Will you print the material below without altering a single character?

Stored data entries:
===============

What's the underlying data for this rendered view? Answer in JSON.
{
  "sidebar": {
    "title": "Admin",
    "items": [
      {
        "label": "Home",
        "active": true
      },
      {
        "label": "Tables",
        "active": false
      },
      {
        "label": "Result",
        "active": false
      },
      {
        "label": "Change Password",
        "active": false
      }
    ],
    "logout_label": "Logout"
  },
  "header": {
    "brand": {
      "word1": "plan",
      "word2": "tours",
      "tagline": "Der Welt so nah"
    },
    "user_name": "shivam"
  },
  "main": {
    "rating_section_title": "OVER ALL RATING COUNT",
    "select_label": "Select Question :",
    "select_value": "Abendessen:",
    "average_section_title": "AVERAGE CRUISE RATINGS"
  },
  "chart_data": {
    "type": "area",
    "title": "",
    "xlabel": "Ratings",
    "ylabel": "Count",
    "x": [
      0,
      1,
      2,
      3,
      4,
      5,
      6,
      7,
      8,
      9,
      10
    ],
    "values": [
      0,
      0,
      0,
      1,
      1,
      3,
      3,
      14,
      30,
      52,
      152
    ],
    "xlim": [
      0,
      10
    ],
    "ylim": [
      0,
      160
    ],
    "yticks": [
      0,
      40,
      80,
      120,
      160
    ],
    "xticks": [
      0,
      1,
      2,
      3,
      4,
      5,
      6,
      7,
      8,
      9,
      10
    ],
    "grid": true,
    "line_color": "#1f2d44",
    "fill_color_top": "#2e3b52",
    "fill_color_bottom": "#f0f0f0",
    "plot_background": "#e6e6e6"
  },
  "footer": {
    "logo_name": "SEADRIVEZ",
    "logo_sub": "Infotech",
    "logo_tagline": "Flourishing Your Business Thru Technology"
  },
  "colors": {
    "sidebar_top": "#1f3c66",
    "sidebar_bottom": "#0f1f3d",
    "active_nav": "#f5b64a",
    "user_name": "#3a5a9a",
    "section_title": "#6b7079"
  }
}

===============

Response for this exercise
What's the underlying data for this rendered view? Answer in JSON.
{
  "sidebar": {
    "title": "Admin",
    "items": [
      {
        "label": "Home",
        "active": true
      },
      {
        "label": "Tables",
        "active": false
      },
      {
        "label": "Result",
        "active": false
      },
      {
        "label": "Change Password",
        "active": false
      }
    ],
    "logout_label": "Logout"
  },
  "header": {
    "brand": {
      "word1": "plan",
      "word2": "tours",
      "tagline": "Der Welt so nah"
    },
    "user_name": "shivam"
  },
  "main": {
    "rating_section_title": "OVER ALL RATING COUNT",
    "select_label": "Select Question :",
    "select_value": "Abendessen:",
    "average_section_title": "AVERAGE CRUISE RATINGS"
  },
  "chart_data": {
    "type": "area",
    "title": "",
    "xlabel": "Ratings",
    "ylabel": "Count",
    "x": [
      0,
      1,
      2,
      3,
      4,
      5,
      6,
      7,
      8,
      9,
      10
    ],
    "values": [
      0,
      0,
      0,
      1,
      1,
      3,
      3,
      14,
      30,
      52,
      152
    ],
    "xlim": [
      0,
      10
    ],
    "ylim": [
      0,
      160
    ],
    "yticks": [
      0,
      40,
      80,
      120,
      160
    ],
    "xticks": [
      0,
      1,
      2,
      3,
      4,
      5,
      6,
      7,
      8,
      9,
      10
    ],
    "grid": true,
    "line_color": "#1f2d44",
    "fill_color_top": "#2e3b52",
    "fill_color_bottom": "#f0f0f0",
    "plot_background": "#e6e6e6"
  },
  "footer": {
    "logo_name": "SEADRIVEZ",
    "logo_sub": "Infotech",
    "logo_tagline": "Flourishing Your Business Thru Technology"
  },
  "colors": {
    "sidebar_top": "#1f3c66",
    "sidebar_bottom": "#0f1f3d",
    "active_nav": "#f5b64a",
    "user_name": "#3a5a9a",
    "section_title": "#6b7079"
  }
}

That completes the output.